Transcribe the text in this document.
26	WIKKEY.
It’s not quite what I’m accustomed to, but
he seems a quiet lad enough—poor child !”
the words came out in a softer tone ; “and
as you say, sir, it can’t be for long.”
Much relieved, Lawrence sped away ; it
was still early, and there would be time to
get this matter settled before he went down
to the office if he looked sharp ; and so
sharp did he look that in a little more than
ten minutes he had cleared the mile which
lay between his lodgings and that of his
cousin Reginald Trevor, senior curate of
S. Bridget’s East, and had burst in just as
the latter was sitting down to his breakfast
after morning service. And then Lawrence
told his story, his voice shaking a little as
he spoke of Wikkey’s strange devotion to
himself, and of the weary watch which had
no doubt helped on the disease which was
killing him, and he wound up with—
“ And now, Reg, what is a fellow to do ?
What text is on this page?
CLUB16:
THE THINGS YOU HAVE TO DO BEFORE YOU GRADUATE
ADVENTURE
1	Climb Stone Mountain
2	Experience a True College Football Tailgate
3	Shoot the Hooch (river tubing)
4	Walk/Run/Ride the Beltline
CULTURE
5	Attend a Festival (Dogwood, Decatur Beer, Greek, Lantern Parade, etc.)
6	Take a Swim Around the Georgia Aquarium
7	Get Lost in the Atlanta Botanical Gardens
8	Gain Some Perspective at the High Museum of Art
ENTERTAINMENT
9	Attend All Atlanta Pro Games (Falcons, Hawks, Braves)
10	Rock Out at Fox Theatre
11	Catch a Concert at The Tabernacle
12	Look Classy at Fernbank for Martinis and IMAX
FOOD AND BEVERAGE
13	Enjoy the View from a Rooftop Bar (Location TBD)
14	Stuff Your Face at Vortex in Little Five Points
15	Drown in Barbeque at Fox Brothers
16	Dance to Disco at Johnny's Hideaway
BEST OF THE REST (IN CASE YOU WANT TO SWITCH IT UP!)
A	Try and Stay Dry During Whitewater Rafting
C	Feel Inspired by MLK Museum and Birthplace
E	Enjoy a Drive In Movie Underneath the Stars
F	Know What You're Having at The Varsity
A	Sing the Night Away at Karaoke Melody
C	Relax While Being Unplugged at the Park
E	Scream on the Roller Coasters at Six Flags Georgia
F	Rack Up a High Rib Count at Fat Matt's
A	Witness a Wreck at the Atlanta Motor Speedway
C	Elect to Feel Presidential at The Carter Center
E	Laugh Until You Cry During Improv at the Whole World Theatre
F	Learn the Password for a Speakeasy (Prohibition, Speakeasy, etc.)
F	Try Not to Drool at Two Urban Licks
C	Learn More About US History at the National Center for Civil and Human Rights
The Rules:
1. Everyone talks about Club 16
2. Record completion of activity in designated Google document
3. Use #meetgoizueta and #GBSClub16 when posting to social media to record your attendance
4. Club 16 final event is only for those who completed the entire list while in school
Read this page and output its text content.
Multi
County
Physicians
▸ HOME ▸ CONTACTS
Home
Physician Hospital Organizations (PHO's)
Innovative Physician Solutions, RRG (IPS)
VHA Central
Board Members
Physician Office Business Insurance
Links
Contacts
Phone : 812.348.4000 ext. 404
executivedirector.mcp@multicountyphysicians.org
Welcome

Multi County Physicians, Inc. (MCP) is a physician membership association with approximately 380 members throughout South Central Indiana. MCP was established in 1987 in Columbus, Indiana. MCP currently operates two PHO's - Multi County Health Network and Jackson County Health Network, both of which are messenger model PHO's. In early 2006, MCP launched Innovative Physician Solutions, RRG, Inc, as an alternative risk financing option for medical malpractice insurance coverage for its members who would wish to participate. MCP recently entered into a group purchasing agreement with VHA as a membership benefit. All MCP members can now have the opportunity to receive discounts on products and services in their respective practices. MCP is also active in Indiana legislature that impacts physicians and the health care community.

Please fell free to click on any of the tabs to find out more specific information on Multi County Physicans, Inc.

(GOAL OF THE EXERCISE): Copy every line from the records above that contains the word "this".

(CORRECT OUTPUT):
Transcribe the text in this document.
get this matter settled before he went down
What text is on this page?
Read this page and output its text content.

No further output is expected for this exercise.